- [GOAL OF THE EXERCISE] Wherever the word "Project" turns up in a line of the entries, copy that line.

- [Raw records]

★ ★ ★

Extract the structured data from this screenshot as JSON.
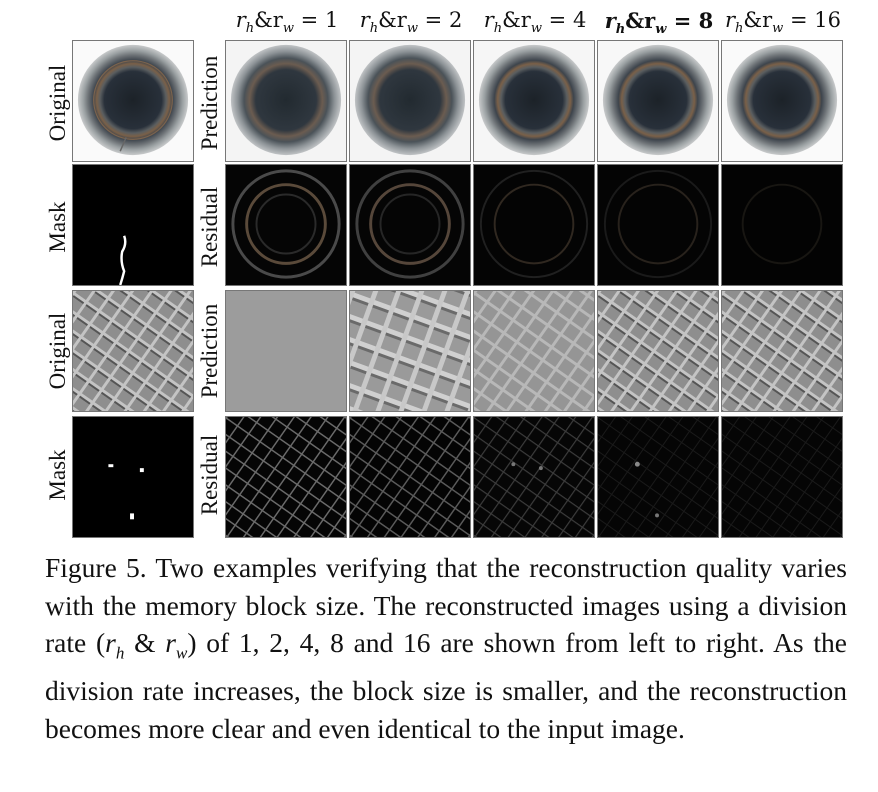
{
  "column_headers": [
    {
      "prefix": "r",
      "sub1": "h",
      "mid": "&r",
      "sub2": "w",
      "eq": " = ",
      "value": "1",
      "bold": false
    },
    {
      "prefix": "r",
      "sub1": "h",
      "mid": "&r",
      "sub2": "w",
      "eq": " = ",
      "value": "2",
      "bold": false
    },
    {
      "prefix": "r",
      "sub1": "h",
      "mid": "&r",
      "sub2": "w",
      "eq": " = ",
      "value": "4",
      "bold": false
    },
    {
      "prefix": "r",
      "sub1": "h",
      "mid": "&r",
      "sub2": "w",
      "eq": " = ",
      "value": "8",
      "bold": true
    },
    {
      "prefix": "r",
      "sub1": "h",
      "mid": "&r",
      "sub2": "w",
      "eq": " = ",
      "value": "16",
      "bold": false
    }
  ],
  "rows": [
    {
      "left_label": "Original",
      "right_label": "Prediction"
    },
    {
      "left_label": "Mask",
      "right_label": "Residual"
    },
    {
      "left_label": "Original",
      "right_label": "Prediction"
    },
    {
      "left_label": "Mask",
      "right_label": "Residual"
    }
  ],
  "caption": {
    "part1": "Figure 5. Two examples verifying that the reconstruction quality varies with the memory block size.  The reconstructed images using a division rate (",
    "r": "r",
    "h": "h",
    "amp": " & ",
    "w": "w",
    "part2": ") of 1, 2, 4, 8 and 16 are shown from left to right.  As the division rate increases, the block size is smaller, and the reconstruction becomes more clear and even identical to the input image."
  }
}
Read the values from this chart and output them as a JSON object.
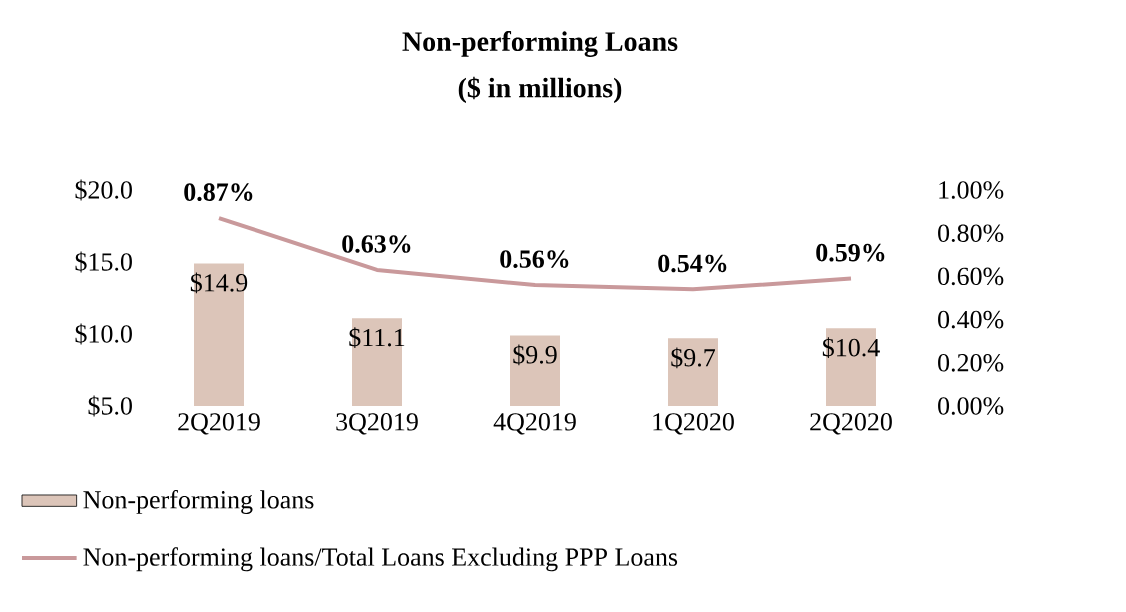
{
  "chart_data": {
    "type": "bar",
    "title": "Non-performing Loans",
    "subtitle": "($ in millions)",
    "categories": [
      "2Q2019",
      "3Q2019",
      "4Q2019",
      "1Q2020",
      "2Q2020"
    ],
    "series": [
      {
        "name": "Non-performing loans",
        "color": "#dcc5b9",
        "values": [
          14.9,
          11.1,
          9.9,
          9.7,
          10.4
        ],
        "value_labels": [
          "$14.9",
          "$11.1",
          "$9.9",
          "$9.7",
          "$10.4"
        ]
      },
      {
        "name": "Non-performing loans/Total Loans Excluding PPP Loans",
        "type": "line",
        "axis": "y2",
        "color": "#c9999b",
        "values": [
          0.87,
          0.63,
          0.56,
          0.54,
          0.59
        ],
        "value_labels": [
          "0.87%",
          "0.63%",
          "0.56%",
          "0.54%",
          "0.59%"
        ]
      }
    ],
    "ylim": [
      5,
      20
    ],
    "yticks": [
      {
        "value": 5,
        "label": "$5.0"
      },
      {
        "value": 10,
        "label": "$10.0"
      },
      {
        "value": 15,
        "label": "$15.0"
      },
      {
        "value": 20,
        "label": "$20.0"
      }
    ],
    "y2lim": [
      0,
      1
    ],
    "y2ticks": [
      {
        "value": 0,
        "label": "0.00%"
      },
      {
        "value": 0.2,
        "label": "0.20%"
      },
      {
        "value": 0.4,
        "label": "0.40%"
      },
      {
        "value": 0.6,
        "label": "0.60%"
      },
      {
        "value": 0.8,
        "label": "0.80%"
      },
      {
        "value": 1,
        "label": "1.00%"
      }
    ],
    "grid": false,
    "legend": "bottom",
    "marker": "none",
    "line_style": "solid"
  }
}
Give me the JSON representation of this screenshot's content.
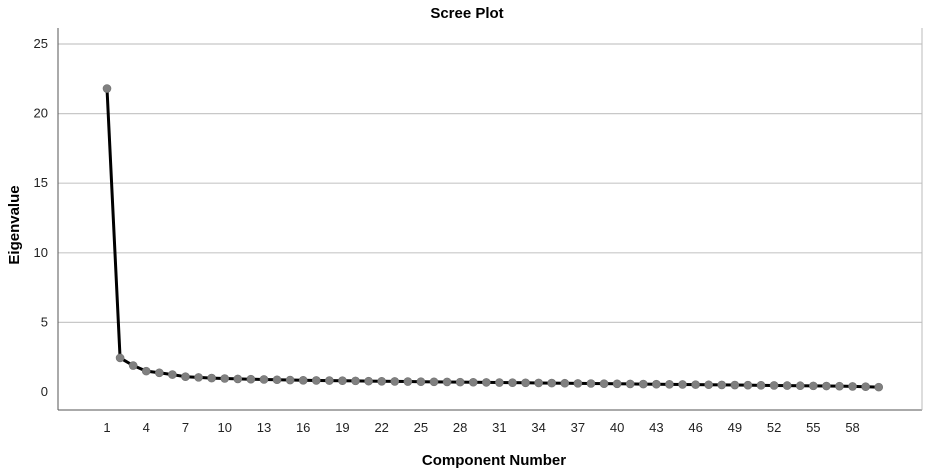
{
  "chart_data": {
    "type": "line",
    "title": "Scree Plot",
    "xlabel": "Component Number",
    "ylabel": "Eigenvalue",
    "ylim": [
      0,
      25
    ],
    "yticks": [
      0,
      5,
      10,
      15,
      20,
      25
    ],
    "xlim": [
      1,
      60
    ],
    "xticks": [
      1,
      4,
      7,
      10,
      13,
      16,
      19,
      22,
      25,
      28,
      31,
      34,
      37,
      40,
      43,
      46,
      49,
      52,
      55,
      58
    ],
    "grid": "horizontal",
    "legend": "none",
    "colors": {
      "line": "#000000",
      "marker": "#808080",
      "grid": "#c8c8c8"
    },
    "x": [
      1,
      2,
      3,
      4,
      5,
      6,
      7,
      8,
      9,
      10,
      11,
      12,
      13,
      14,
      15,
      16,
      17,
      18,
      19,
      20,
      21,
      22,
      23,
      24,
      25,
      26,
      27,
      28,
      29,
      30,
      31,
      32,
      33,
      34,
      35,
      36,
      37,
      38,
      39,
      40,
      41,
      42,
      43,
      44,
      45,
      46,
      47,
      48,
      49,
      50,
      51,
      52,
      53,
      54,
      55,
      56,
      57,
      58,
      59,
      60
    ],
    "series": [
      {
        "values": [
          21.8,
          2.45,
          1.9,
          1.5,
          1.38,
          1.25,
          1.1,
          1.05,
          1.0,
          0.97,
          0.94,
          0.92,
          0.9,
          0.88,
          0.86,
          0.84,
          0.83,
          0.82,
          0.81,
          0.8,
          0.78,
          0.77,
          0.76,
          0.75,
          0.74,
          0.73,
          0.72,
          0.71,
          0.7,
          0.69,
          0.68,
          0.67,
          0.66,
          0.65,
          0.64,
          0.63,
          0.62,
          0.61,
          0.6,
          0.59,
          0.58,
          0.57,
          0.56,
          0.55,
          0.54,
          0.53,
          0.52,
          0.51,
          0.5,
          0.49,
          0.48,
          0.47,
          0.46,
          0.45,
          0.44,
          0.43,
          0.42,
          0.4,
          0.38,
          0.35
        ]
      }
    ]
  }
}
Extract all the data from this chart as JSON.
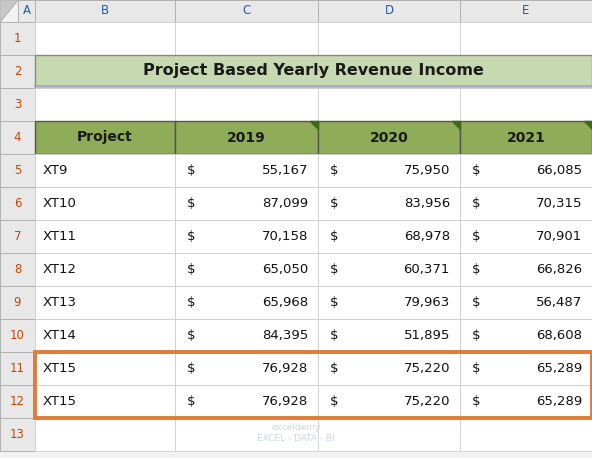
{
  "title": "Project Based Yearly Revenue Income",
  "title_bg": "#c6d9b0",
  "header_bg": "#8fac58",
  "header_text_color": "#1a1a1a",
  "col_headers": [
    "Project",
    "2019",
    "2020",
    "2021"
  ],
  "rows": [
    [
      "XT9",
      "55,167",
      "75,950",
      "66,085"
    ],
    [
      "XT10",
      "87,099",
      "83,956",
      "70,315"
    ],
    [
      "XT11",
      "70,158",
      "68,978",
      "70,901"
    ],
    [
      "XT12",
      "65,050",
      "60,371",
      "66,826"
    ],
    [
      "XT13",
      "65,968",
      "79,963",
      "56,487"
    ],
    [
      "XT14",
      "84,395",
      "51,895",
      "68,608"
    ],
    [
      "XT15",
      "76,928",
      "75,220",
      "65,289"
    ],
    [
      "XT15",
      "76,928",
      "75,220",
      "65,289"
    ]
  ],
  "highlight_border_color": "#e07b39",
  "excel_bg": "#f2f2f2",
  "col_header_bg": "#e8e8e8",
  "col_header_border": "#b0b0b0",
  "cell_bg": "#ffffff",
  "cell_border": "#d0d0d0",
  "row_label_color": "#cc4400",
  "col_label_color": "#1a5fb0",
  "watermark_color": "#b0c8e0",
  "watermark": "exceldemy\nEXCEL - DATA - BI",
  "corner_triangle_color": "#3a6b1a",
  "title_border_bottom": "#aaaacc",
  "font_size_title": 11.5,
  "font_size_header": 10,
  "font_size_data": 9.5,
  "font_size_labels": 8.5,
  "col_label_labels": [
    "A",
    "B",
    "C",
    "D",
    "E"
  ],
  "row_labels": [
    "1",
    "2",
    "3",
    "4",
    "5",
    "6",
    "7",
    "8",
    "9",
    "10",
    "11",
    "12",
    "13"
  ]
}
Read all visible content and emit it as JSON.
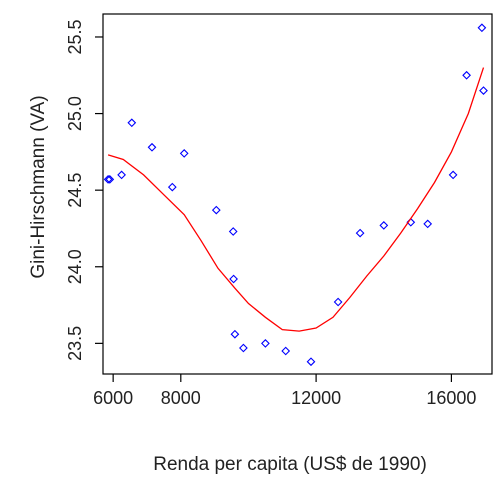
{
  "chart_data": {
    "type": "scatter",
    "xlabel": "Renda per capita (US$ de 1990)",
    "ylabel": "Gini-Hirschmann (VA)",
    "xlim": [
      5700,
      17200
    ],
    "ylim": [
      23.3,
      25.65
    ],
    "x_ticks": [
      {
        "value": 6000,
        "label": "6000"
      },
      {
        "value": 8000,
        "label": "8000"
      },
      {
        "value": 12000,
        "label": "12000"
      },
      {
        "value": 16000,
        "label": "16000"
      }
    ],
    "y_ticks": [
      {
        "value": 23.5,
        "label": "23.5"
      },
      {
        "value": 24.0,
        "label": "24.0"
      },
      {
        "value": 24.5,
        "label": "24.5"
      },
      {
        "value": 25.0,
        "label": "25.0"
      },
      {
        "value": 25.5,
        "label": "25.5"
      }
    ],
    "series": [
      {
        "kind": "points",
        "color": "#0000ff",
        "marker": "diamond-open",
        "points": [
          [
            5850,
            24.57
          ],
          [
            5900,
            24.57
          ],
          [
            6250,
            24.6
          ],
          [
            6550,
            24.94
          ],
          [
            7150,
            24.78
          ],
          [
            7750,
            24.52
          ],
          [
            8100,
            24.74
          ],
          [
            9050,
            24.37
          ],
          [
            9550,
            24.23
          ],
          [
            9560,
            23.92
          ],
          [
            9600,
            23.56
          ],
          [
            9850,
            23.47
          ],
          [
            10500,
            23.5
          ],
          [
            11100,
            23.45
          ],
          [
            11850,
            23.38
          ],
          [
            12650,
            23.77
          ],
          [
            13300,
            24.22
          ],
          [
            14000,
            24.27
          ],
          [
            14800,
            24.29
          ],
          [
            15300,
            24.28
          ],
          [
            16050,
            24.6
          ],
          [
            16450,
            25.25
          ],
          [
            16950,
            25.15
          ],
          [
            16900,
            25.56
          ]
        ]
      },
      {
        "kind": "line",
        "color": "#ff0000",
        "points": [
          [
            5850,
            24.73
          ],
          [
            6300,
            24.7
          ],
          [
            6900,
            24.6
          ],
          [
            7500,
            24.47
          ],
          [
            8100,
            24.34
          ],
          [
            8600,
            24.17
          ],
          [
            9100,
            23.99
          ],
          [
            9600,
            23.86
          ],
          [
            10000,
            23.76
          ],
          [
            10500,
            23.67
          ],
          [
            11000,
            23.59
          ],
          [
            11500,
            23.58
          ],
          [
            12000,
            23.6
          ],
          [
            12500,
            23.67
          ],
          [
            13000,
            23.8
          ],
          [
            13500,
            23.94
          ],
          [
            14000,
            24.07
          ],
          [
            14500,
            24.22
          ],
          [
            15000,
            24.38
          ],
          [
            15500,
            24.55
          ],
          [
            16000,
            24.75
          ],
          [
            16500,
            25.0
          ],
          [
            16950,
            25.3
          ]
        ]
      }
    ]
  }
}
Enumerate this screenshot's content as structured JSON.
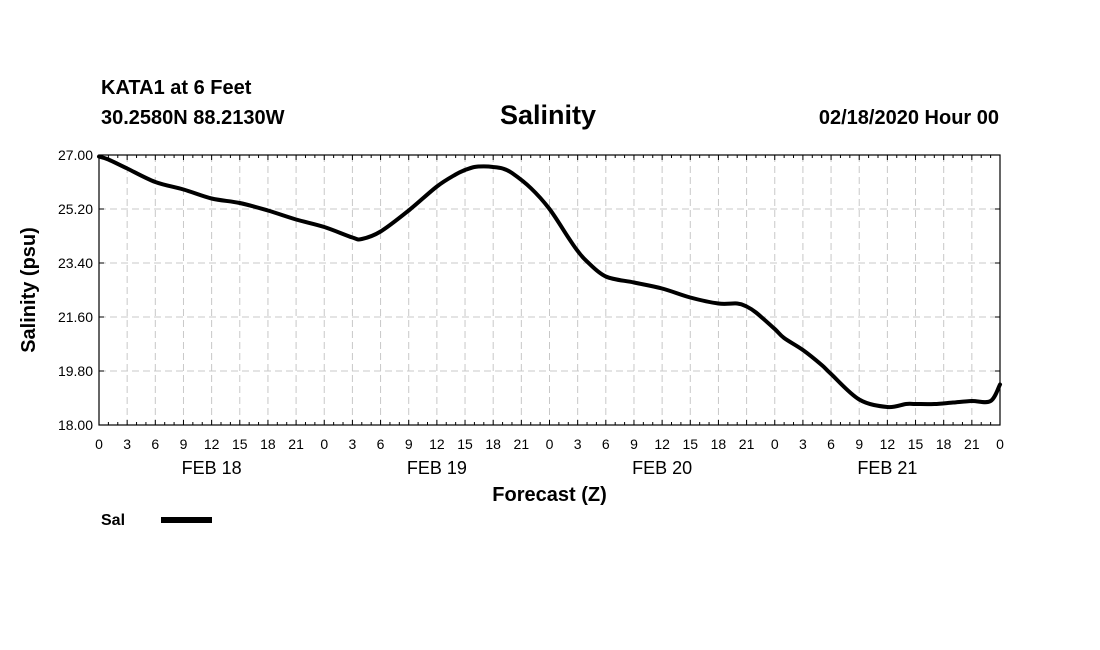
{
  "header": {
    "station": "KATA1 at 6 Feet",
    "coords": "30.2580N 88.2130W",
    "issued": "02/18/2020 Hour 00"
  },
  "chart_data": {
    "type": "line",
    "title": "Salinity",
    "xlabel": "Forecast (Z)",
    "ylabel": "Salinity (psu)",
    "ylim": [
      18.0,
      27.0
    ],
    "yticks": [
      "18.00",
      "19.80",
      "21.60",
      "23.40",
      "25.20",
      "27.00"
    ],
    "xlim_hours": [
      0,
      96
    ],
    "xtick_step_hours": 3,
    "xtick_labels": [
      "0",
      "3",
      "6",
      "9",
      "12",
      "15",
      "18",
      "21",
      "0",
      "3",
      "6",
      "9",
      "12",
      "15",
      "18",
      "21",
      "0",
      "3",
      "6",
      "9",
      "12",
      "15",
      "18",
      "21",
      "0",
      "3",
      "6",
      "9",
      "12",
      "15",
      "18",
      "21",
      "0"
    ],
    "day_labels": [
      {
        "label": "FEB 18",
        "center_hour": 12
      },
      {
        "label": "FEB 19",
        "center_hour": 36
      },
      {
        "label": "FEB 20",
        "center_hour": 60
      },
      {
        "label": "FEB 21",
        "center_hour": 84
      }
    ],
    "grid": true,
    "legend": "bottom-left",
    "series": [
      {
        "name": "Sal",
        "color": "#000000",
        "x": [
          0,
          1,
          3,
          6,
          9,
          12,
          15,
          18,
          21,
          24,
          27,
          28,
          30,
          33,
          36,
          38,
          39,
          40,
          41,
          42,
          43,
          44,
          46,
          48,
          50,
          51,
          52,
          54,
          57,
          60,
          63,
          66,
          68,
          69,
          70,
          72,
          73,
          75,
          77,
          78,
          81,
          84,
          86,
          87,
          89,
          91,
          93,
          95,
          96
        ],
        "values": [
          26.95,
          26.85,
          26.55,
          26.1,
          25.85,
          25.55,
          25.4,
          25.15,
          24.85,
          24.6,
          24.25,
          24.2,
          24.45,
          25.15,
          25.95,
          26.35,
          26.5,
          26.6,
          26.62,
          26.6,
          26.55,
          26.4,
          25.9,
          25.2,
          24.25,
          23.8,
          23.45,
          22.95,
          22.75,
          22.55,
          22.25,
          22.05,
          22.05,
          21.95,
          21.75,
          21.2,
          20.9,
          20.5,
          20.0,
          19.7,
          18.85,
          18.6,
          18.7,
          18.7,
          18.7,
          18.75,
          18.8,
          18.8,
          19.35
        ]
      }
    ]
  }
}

★ ★ ★

- [FULL ANSWER]
  "title": "Project Based Yearly Revenue Income",
    "Project",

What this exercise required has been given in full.